• Requirement:
Filter the entries that follow, copying every line in which the word "grep" appears.

___ Material for the task ___

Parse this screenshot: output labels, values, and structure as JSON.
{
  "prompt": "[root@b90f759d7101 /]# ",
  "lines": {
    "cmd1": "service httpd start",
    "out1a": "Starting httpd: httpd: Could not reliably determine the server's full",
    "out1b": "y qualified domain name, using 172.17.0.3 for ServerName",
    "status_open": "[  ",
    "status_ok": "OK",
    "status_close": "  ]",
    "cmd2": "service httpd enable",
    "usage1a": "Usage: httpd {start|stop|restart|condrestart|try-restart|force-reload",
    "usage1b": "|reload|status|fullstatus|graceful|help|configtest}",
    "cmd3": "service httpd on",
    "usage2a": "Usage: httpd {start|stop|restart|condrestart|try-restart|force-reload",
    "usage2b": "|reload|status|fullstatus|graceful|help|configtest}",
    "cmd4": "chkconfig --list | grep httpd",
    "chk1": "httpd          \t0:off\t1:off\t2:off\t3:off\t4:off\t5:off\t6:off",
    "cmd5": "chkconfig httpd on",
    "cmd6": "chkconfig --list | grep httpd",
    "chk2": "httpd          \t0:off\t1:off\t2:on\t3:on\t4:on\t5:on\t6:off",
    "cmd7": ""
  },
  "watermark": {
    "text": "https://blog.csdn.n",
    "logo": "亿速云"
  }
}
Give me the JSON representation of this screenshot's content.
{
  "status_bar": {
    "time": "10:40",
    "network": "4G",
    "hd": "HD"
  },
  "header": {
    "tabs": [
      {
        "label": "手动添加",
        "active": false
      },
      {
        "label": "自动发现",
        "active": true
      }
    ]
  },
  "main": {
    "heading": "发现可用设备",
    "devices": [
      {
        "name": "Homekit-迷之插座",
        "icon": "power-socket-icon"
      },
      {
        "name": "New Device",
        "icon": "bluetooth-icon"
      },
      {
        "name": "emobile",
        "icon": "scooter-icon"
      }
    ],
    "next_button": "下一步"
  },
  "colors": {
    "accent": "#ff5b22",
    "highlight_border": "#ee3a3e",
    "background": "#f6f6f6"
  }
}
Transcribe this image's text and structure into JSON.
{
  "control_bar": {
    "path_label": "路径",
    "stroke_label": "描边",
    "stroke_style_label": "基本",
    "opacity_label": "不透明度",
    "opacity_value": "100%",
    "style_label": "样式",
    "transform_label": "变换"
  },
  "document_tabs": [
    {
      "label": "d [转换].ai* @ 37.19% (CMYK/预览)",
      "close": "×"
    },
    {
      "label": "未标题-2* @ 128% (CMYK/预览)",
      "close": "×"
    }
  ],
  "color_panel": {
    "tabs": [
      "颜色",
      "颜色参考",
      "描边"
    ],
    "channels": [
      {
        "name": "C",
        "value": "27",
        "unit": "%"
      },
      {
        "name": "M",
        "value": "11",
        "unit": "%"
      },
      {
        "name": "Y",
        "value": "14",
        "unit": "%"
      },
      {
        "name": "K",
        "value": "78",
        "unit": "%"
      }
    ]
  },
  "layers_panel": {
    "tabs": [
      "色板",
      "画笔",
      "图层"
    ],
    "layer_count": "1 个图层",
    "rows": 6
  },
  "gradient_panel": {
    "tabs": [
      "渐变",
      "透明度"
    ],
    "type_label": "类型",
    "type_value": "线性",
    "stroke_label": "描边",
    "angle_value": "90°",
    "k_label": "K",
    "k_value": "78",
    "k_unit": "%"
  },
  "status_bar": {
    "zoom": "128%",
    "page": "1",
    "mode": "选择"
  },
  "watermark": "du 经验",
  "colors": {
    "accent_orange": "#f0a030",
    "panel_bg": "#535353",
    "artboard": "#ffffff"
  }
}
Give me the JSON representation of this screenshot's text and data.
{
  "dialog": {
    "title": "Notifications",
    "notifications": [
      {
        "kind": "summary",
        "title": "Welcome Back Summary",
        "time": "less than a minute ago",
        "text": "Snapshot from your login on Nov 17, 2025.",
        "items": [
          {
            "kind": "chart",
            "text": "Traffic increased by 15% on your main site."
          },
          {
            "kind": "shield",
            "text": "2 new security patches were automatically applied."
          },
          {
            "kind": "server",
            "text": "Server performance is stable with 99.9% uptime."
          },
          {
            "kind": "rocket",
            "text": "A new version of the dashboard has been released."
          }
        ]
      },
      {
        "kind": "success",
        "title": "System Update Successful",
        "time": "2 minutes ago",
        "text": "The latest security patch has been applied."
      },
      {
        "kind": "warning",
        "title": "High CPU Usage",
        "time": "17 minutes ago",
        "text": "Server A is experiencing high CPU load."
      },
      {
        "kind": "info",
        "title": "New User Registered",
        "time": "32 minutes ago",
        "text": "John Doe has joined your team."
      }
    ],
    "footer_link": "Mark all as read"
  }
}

___

• Finished exercise:
    "cmd4": "chkconfig --list | grep httpd",
    "cmd6": "chkconfig --list | grep httpd",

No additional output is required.